YOUR OBJECTIVE ▸ Output the material below unchanged, apart from leaving out the pictures.

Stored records
[start]

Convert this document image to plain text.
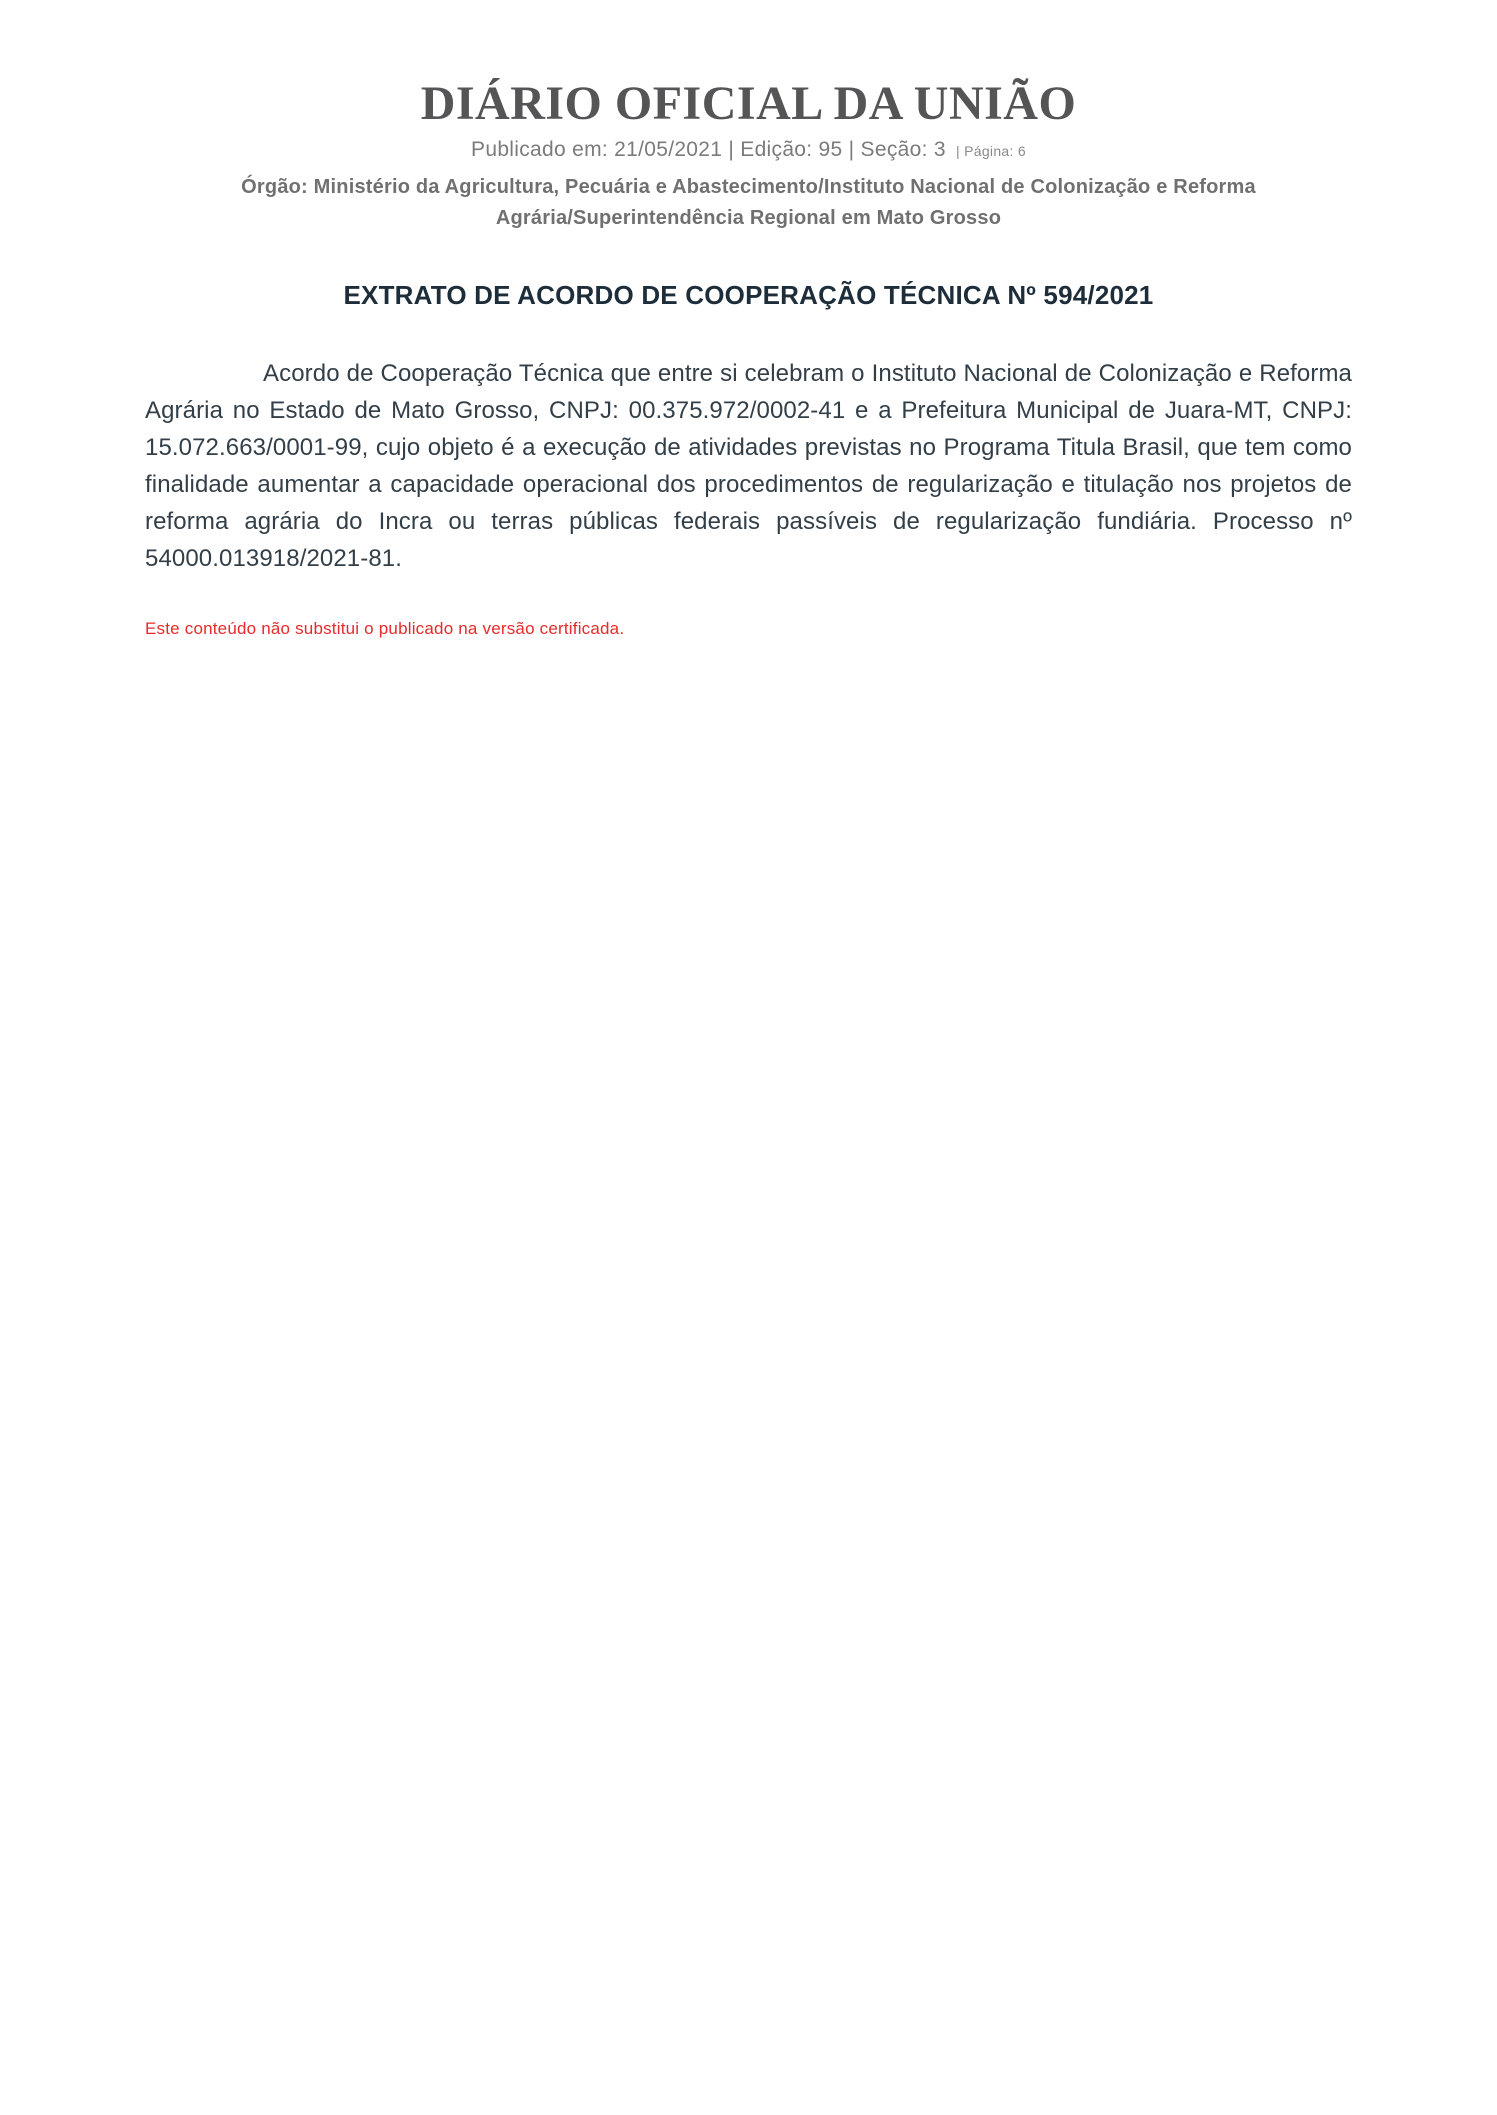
DIÁRIO OFICIAL DA UNIÃO

Publicado em: 21/05/2021 | Edição: 95 | Seção: 3 | Página: 6

Órgão: Ministério da Agricultura, Pecuária e Abastecimento/Instituto Nacional de Colonização e Reforma Agrária/Superintendência Regional em Mato Grosso

EXTRATO DE ACORDO DE COOPERAÇÃO TÉCNICA Nº 594/2021

Acordo de Cooperação Técnica que entre si celebram o Instituto Nacional de Colonização e Reforma Agrária no Estado de Mato Grosso, CNPJ: 00.375.972/0002-41 e a Prefeitura Municipal de Juara-MT, CNPJ: 15.072.663/0001-99, cujo objeto é a execução de atividades previstas no Programa Titula Brasil, que tem como finalidade aumentar a capacidade operacional dos procedimentos de regularização e titulação nos projetos de reforma agrária do Incra ou terras públicas federais passíveis de regularização fundiária. Processo nº 54000.013918/2021-81.

Este conteúdo não substitui o publicado na versão certificada.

[end]

TASK SOLUTION ▸
Convert this document image to plain text.
DIÁRIO OFICIAL DA UNIÃO

Publicado em: 21/05/2021 | Edição: 95 | Seção: 3 | Página: 6

Órgão: Ministério da Agricultura, Pecuária e Abastecimento/Instituto Nacional de Colonização e Reforma Agrária/Superintendência Regional em Mato Grosso

EXTRATO DE ACORDO DE COOPERAÇÃO TÉCNICA Nº 594/2021

Acordo de Cooperação Técnica que entre si celebram o Instituto Nacional de Colonização e Reforma Agrária no Estado de Mato Grosso, CNPJ: 00.375.972/0002-41 e a Prefeitura Municipal de Juara-MT, CNPJ: 15.072.663/0001-99, cujo objeto é a execução de atividades previstas no Programa Titula Brasil, que tem como finalidade aumentar a capacidade operacional dos procedimentos de regularização e titulação nos projetos de reforma agrária do Incra ou terras públicas federais passíveis de regularização fundiária. Processo nº 54000.013918/2021-81.

Este conteúdo não substitui o publicado na versão certificada.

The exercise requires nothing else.